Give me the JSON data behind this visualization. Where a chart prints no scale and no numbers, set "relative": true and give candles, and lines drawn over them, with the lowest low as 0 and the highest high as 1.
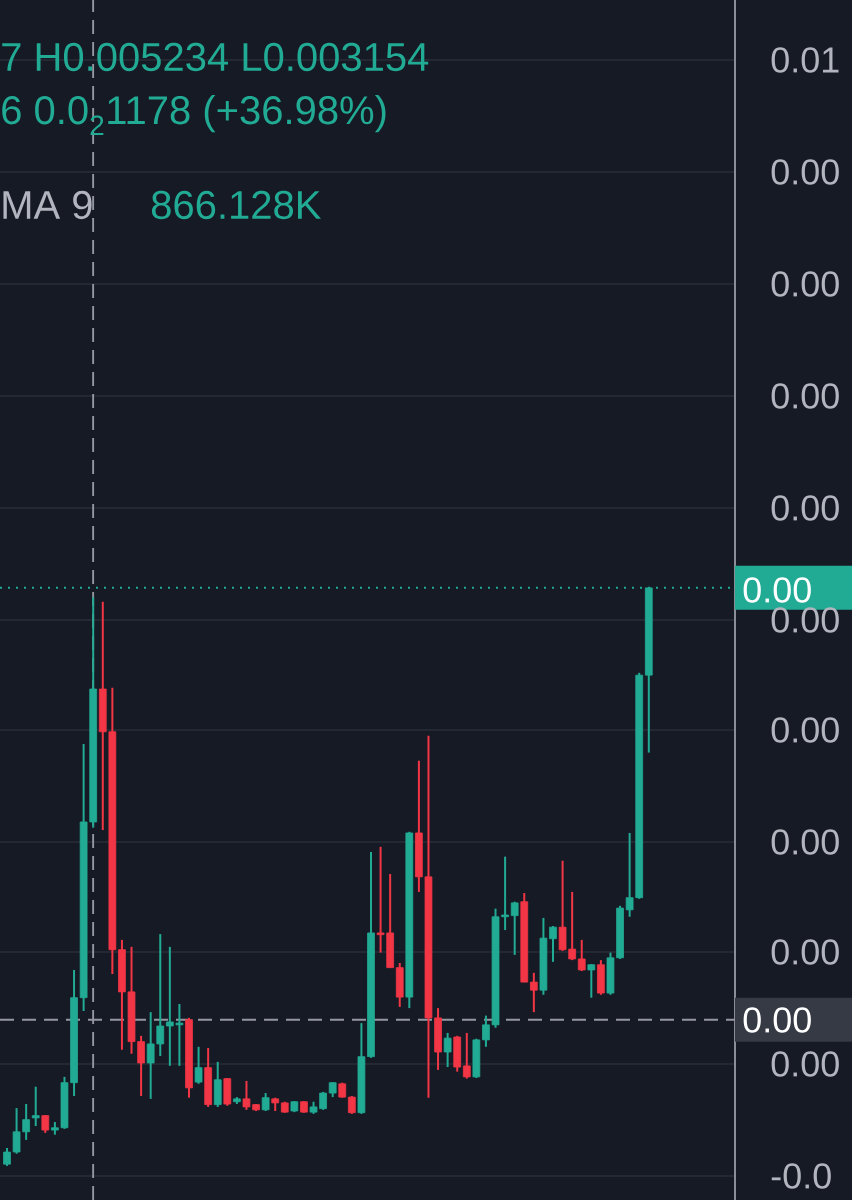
{
  "chart_data": {
    "type": "candlestick",
    "relative": true,
    "grid": "y",
    "categories": [
      null,
      null,
      null,
      null,
      null,
      null,
      null,
      null,
      null,
      null,
      null,
      null,
      null,
      null,
      null,
      null,
      null,
      null,
      null,
      null,
      null,
      null,
      null,
      null,
      null,
      null,
      null,
      null,
      null,
      null,
      null,
      null,
      null,
      null,
      null,
      null,
      null,
      null,
      null,
      null,
      null,
      null,
      null,
      null,
      null,
      null,
      null,
      null,
      null,
      null,
      null,
      null,
      null,
      null,
      null,
      null,
      null,
      null,
      null,
      null,
      null,
      null,
      null,
      null,
      null,
      null,
      null,
      null
    ],
    "ohlc": [
      [
        0.003,
        0.031,
        0,
        0.024
      ],
      [
        0.024,
        0.1,
        0.021,
        0.059
      ],
      [
        0.059,
        0.107,
        0.045,
        0.08
      ],
      [
        0.083,
        0.137,
        0.069,
        0.087
      ],
      [
        0.087,
        0.088,
        0.057,
        0.062
      ],
      [
        0.062,
        0.076,
        0.054,
        0.066
      ],
      [
        0.066,
        0.154,
        0.064,
        0.144
      ],
      [
        0.144,
        0.339,
        0.121,
        0.291
      ],
      [
        0.291,
        0.73,
        0.268,
        0.595
      ],
      [
        0.595,
        0.984,
        0.585,
        0.825
      ],
      [
        0.825,
        0.976,
        0.581,
        0.751
      ],
      [
        0.751,
        0.827,
        0.332,
        0.374
      ],
      [
        0.374,
        0.391,
        0.201,
        0.301
      ],
      [
        0.301,
        0.379,
        0.194,
        0.215
      ],
      [
        0.215,
        0.225,
        0.121,
        0.178
      ],
      [
        0.178,
        0.266,
        0.116,
        0.211
      ],
      [
        0.211,
        0.401,
        0.19,
        0.242
      ],
      [
        0.242,
        0.379,
        0.173,
        0.249
      ],
      [
        0.244,
        0.28,
        0.173,
        0.247
      ],
      [
        0.253,
        0.256,
        0.118,
        0.135
      ],
      [
        0.145,
        0.206,
        0.142,
        0.17
      ],
      [
        0.17,
        0.204,
        0.102,
        0.106
      ],
      [
        0.106,
        0.18,
        0.102,
        0.149
      ],
      [
        0.151,
        0.152,
        0.104,
        0.107
      ],
      [
        0.111,
        0.119,
        0.107,
        0.116
      ],
      [
        0.116,
        0.147,
        0.097,
        0.102
      ],
      [
        0.106,
        0.107,
        0.095,
        0.097
      ],
      [
        0.097,
        0.126,
        0.095,
        0.118
      ],
      [
        0.116,
        0.118,
        0.095,
        0.109
      ],
      [
        0.109,
        0.111,
        0.092,
        0.093
      ],
      [
        0.095,
        0.112,
        0.093,
        0.111
      ],
      [
        0.111,
        0.112,
        0.092,
        0.093
      ],
      [
        0.093,
        0.111,
        0.09,
        0.102
      ],
      [
        0.099,
        0.128,
        0.097,
        0.126
      ],
      [
        0.126,
        0.145,
        0.119,
        0.144
      ],
      [
        0.142,
        0.144,
        0.118,
        0.119
      ],
      [
        0.119,
        0.121,
        0.09,
        0.092
      ],
      [
        0.092,
        0.247,
        0.09,
        0.189
      ],
      [
        0.189,
        0.543,
        0.187,
        0.403
      ],
      [
        0.403,
        0.552,
        0.369,
        0.4
      ],
      [
        0.403,
        0.505,
        0.343,
        0.343
      ],
      [
        0.343,
        0.351,
        0.275,
        0.292
      ],
      [
        0.292,
        0.578,
        0.273,
        0.576
      ],
      [
        0.576,
        0.701,
        0.474,
        0.5
      ],
      [
        0.5,
        0.744,
        0.118,
        0.256
      ],
      [
        0.256,
        0.273,
        0.166,
        0.197
      ],
      [
        0.197,
        0.23,
        0.171,
        0.221
      ],
      [
        0.223,
        0.225,
        0.163,
        0.171
      ],
      [
        0.173,
        0.23,
        0.151,
        0.154
      ],
      [
        0.154,
        0.22,
        0.152,
        0.218
      ],
      [
        0.218,
        0.26,
        0.206,
        0.244
      ],
      [
        0.244,
        0.445,
        0.239,
        0.431
      ],
      [
        0.431,
        0.535,
        0.408,
        0.434
      ],
      [
        0.433,
        0.457,
        0.365,
        0.455
      ],
      [
        0.457,
        0.472,
        0.318,
        0.318
      ],
      [
        0.318,
        0.334,
        0.266,
        0.304
      ],
      [
        0.304,
        0.429,
        0.296,
        0.394
      ],
      [
        0.393,
        0.415,
        0.353,
        0.413
      ],
      [
        0.413,
        0.528,
        0.372,
        0.374
      ],
      [
        0.375,
        0.474,
        0.356,
        0.358
      ],
      [
        0.358,
        0.391,
        0.337,
        0.339
      ],
      [
        0.339,
        0.349,
        0.291,
        0.348
      ],
      [
        0.348,
        0.356,
        0.296,
        0.299
      ],
      [
        0.299,
        0.369,
        0.296,
        0.36
      ],
      [
        0.36,
        0.45,
        0.358,
        0.446
      ],
      [
        0.443,
        0.576,
        0.431,
        0.464
      ],
      [
        0.464,
        0.853,
        0.462,
        0.849
      ],
      [
        0.849,
        1,
        0.715,
        1
      ]
    ],
    "colors": [
      "#22ab94",
      "#22ab94",
      "#22ab94",
      "#22ab94",
      "#f23645",
      "#22ab94",
      "#22ab94",
      "#22ab94",
      "#22ab94",
      "#22ab94",
      "#f23645",
      "#f23645",
      "#f23645",
      "#f23645",
      "#f23645",
      "#22ab94",
      "#22ab94",
      "#22ab94",
      "#22ab94",
      "#f23645",
      "#22ab94",
      "#f23645",
      "#22ab94",
      "#f23645",
      "#22ab94",
      "#f23645",
      "#f23645",
      "#22ab94",
      "#f23645",
      "#f23645",
      "#22ab94",
      "#f23645",
      "#22ab94",
      "#22ab94",
      "#22ab94",
      "#f23645",
      "#f23645",
      "#22ab94",
      "#22ab94",
      "#f23645",
      "#f23645",
      "#f23645",
      "#22ab94",
      "#f23645",
      "#f23645",
      "#f23645",
      "#22ab94",
      "#f23645",
      "#f23645",
      "#22ab94",
      "#22ab94",
      "#22ab94",
      "#22ab94",
      "#22ab94",
      "#f23645",
      "#f23645",
      "#22ab94",
      "#22ab94",
      "#f23645",
      "#f23645",
      "#f23645",
      "#22ab94",
      "#f23645",
      "#22ab94",
      "#22ab94",
      "#22ab94",
      "#22ab94",
      "#22ab94"
    ],
    "ref_lines": [
      {
        "axis": "y",
        "value": 1,
        "color": "#22ab94",
        "line_style": "dotted"
      },
      {
        "axis": "y",
        "value": 0.253,
        "color": "#9598a1",
        "line_style": "dashed"
      }
    ],
    "annotations": [
      "7 H0.005234 L0.003154",
      "6 0.0$_{2}$1178 (+36.98%)",
      "MA 9",
      "866.128K",
      "0.01",
      "0.00",
      "0.00",
      "0.00",
      "0.00",
      "0.00",
      "0.00",
      "0.00",
      "0.00",
      "0.00",
      "-0.0",
      "0.00",
      "0.00"
    ]
  }
}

+++

What the exercise asks: Using the material above, state how many lines include the string "relative". Answer with a single number.

Answer to this exercise: 2